* [PROMPT]: The records that follow are to be transcribed in full, without their images.

○ ○ ○ ○ ○

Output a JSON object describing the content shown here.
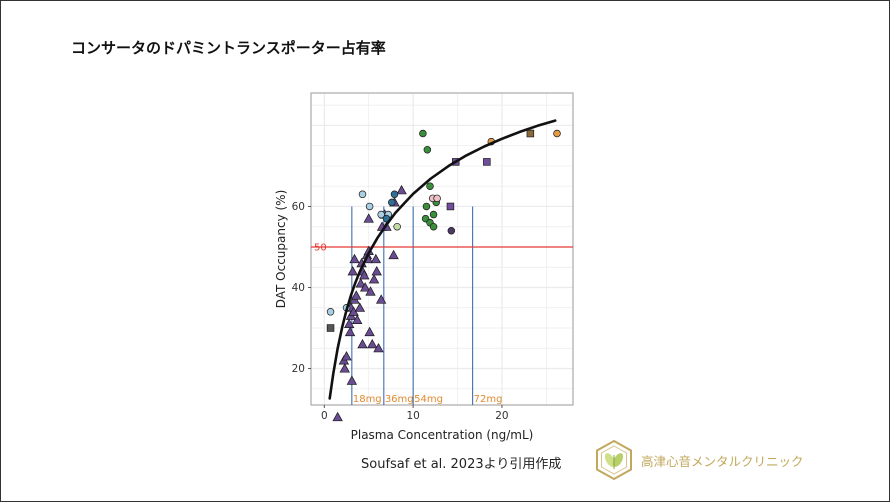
{
  "page": {
    "title": "コンサータのドパミントランスポーター占有率",
    "citation": "Soufsaf et al. 2023より引用作成",
    "clinic_name": "高津心音メンタルクリニック"
  },
  "colors": {
    "curve": "#111111",
    "threshold_line": "#e53935",
    "threshold_label": "#e53935",
    "dose_lines": "#2e5fb0",
    "dose_labels": "#e08a30",
    "triangle": "#6a4c93",
    "grid": "#ebebeb",
    "logo": "#c2a85c"
  },
  "chart_data": {
    "type": "scatter",
    "xlabel": "Plasma Concentration (ng/mL)",
    "ylabel": "DAT Occupancy (%)",
    "xlim": [
      -1.5,
      28
    ],
    "ylim": [
      11,
      88
    ],
    "x_ticks": [
      0,
      10,
      20
    ],
    "y_ticks": [
      20,
      40,
      60
    ],
    "grid": true,
    "reference_line": {
      "y": 50,
      "label": "50"
    },
    "dose_markers": [
      {
        "x": 3.1,
        "label": "18mg"
      },
      {
        "x": 6.7,
        "label": "36mg"
      },
      {
        "x": 10.0,
        "label": "54mg"
      },
      {
        "x": 16.7,
        "label": "72mg"
      }
    ],
    "fit_curve": {
      "x": [
        0.6,
        1.0,
        1.5,
        2.0,
        2.5,
        3.0,
        3.5,
        4.0,
        5.0,
        6.0,
        7.0,
        8.0,
        9.0,
        10.0,
        12.0,
        14.0,
        16.0,
        18.0,
        20.0,
        22.0,
        24.0,
        26.0
      ],
      "y": [
        12.6,
        18.6,
        24.9,
        30.1,
        34.4,
        38.1,
        41.2,
        43.9,
        48.5,
        52.3,
        55.5,
        58.4,
        60.8,
        63.1,
        66.9,
        70.0,
        72.6,
        74.8,
        76.7,
        78.4,
        79.9,
        81.2
      ]
    },
    "series": [
      {
        "marker": "triangle",
        "color": "#6a4c93",
        "points": [
          [
            1.5,
            8
          ],
          [
            2.2,
            22
          ],
          [
            2.3,
            20
          ],
          [
            2.5,
            23
          ],
          [
            2.8,
            31
          ],
          [
            2.9,
            29
          ],
          [
            3.0,
            35
          ],
          [
            3.0,
            33
          ],
          [
            3.1,
            17
          ],
          [
            3.3,
            34
          ],
          [
            3.4,
            37
          ],
          [
            3.6,
            38
          ],
          [
            3.2,
            44
          ],
          [
            3.4,
            47
          ],
          [
            3.7,
            32
          ],
          [
            4.0,
            35
          ],
          [
            4.1,
            41
          ],
          [
            4.3,
            44
          ],
          [
            4.2,
            46
          ],
          [
            4.5,
            43
          ],
          [
            4.6,
            40
          ],
          [
            4.3,
            26
          ],
          [
            4.8,
            48
          ],
          [
            4.9,
            47
          ],
          [
            5.0,
            49
          ],
          [
            5.1,
            29
          ],
          [
            5.2,
            39
          ],
          [
            5.4,
            26
          ],
          [
            5.6,
            42
          ],
          [
            5.8,
            47
          ],
          [
            5.9,
            44
          ],
          [
            6.1,
            25
          ],
          [
            6.4,
            37
          ],
          [
            5.0,
            57
          ],
          [
            6.5,
            55
          ],
          [
            7.0,
            55
          ],
          [
            6.8,
            58
          ],
          [
            7.8,
            48
          ],
          [
            7.9,
            61
          ],
          [
            8.7,
            64
          ]
        ]
      },
      {
        "marker": "circle",
        "color": "#a9cfe3",
        "points": [
          [
            0.7,
            34
          ],
          [
            2.5,
            35
          ],
          [
            4.3,
            63
          ],
          [
            5.1,
            60
          ],
          [
            6.4,
            58
          ],
          [
            7.2,
            58
          ]
        ]
      },
      {
        "marker": "circle",
        "color": "#2f6f96",
        "points": [
          [
            7.0,
            57
          ],
          [
            7.6,
            61
          ],
          [
            7.9,
            63
          ]
        ]
      },
      {
        "marker": "circle",
        "color": "#3b8e3b",
        "points": [
          [
            11.1,
            78
          ],
          [
            11.6,
            74
          ],
          [
            11.9,
            65
          ],
          [
            11.5,
            60
          ],
          [
            11.4,
            57
          ],
          [
            11.9,
            56
          ],
          [
            12.3,
            55
          ],
          [
            12.3,
            58
          ],
          [
            12.6,
            61
          ]
        ]
      },
      {
        "marker": "circle",
        "color": "#c2d9a8",
        "points": [
          [
            8.2,
            55
          ]
        ]
      },
      {
        "marker": "circle",
        "color": "#ecc0c4",
        "points": [
          [
            12.2,
            62
          ],
          [
            12.7,
            62
          ]
        ]
      },
      {
        "marker": "circle",
        "color": "#4e3866",
        "points": [
          [
            14.3,
            54
          ]
        ]
      },
      {
        "marker": "circle",
        "color": "#e39b45",
        "points": [
          [
            18.8,
            76
          ],
          [
            26.2,
            78
          ]
        ]
      },
      {
        "marker": "square",
        "color": "#6f4f9c",
        "points": [
          [
            14.2,
            60
          ],
          [
            14.8,
            71
          ],
          [
            18.3,
            71
          ]
        ]
      },
      {
        "marker": "square",
        "color": "#8a6a3a",
        "points": [
          [
            23.2,
            78
          ]
        ]
      },
      {
        "marker": "square",
        "color": "#555555",
        "points": [
          [
            0.7,
            30
          ]
        ]
      }
    ]
  }
}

○ ○ ○ ○ ○

* [COMPLETE ANSWER]:
Output a JSON object describing the content shown here.
{
  "page": {
    "title": "コンサータのドパミントランスポーター占有率",
    "citation": "Soufsaf et al. 2023より引用作成",
    "clinic_name": "高津心音メンタルクリニック"
  },
  "colors": {
    "curve": "#111111",
    "threshold_line": "#e53935",
    "threshold_label": "#e53935",
    "dose_lines": "#2e5fb0",
    "dose_labels": "#e08a30",
    "triangle": "#6a4c93",
    "grid": "#ebebeb",
    "logo": "#c2a85c"
  },
  "chart_data": {
    "type": "scatter",
    "xlabel": "Plasma Concentration (ng/mL)",
    "ylabel": "DAT Occupancy (%)",
    "xlim": [
      -1.5,
      28
    ],
    "ylim": [
      11,
      88
    ],
    "x_ticks": [
      0,
      10,
      20
    ],
    "y_ticks": [
      20,
      40,
      60
    ],
    "grid": true,
    "reference_line": {
      "y": 50,
      "label": "50"
    },
    "dose_markers": [
      {
        "x": 3.1,
        "label": "18mg"
      },
      {
        "x": 6.7,
        "label": "36mg"
      },
      {
        "x": 10.0,
        "label": "54mg"
      },
      {
        "x": 16.7,
        "label": "72mg"
      }
    ],
    "fit_curve": {
      "x": [
        0.6,
        1.0,
        1.5,
        2.0,
        2.5,
        3.0,
        3.5,
        4.0,
        5.0,
        6.0,
        7.0,
        8.0,
        9.0,
        10.0,
        12.0,
        14.0,
        16.0,
        18.0,
        20.0,
        22.0,
        24.0,
        26.0
      ],
      "y": [
        12.6,
        18.6,
        24.9,
        30.1,
        34.4,
        38.1,
        41.2,
        43.9,
        48.5,
        52.3,
        55.5,
        58.4,
        60.8,
        63.1,
        66.9,
        70.0,
        72.6,
        74.8,
        76.7,
        78.4,
        79.9,
        81.2
      ]
    },
    "series": [
      {
        "marker": "triangle",
        "color": "#6a4c93",
        "points": [
          [
            1.5,
            8
          ],
          [
            2.2,
            22
          ],
          [
            2.3,
            20
          ],
          [
            2.5,
            23
          ],
          [
            2.8,
            31
          ],
          [
            2.9,
            29
          ],
          [
            3.0,
            35
          ],
          [
            3.0,
            33
          ],
          [
            3.1,
            17
          ],
          [
            3.3,
            34
          ],
          [
            3.4,
            37
          ],
          [
            3.6,
            38
          ],
          [
            3.2,
            44
          ],
          [
            3.4,
            47
          ],
          [
            3.7,
            32
          ],
          [
            4.0,
            35
          ],
          [
            4.1,
            41
          ],
          [
            4.3,
            44
          ],
          [
            4.2,
            46
          ],
          [
            4.5,
            43
          ],
          [
            4.6,
            40
          ],
          [
            4.3,
            26
          ],
          [
            4.8,
            48
          ],
          [
            4.9,
            47
          ],
          [
            5.0,
            49
          ],
          [
            5.1,
            29
          ],
          [
            5.2,
            39
          ],
          [
            5.4,
            26
          ],
          [
            5.6,
            42
          ],
          [
            5.8,
            47
          ],
          [
            5.9,
            44
          ],
          [
            6.1,
            25
          ],
          [
            6.4,
            37
          ],
          [
            5.0,
            57
          ],
          [
            6.5,
            55
          ],
          [
            7.0,
            55
          ],
          [
            6.8,
            58
          ],
          [
            7.8,
            48
          ],
          [
            7.9,
            61
          ],
          [
            8.7,
            64
          ]
        ]
      },
      {
        "marker": "circle",
        "color": "#a9cfe3",
        "points": [
          [
            0.7,
            34
          ],
          [
            2.5,
            35
          ],
          [
            4.3,
            63
          ],
          [
            5.1,
            60
          ],
          [
            6.4,
            58
          ],
          [
            7.2,
            58
          ]
        ]
      },
      {
        "marker": "circle",
        "color": "#2f6f96",
        "points": [
          [
            7.0,
            57
          ],
          [
            7.6,
            61
          ],
          [
            7.9,
            63
          ]
        ]
      },
      {
        "marker": "circle",
        "color": "#3b8e3b",
        "points": [
          [
            11.1,
            78
          ],
          [
            11.6,
            74
          ],
          [
            11.9,
            65
          ],
          [
            11.5,
            60
          ],
          [
            11.4,
            57
          ],
          [
            11.9,
            56
          ],
          [
            12.3,
            55
          ],
          [
            12.3,
            58
          ],
          [
            12.6,
            61
          ]
        ]
      },
      {
        "marker": "circle",
        "color": "#c2d9a8",
        "points": [
          [
            8.2,
            55
          ]
        ]
      },
      {
        "marker": "circle",
        "color": "#ecc0c4",
        "points": [
          [
            12.2,
            62
          ],
          [
            12.7,
            62
          ]
        ]
      },
      {
        "marker": "circle",
        "color": "#4e3866",
        "points": [
          [
            14.3,
            54
          ]
        ]
      },
      {
        "marker": "circle",
        "color": "#e39b45",
        "points": [
          [
            18.8,
            76
          ],
          [
            26.2,
            78
          ]
        ]
      },
      {
        "marker": "square",
        "color": "#6f4f9c",
        "points": [
          [
            14.2,
            60
          ],
          [
            14.8,
            71
          ],
          [
            18.3,
            71
          ]
        ]
      },
      {
        "marker": "square",
        "color": "#8a6a3a",
        "points": [
          [
            23.2,
            78
          ]
        ]
      },
      {
        "marker": "square",
        "color": "#555555",
        "points": [
          [
            0.7,
            30
          ]
        ]
      }
    ]
  }
}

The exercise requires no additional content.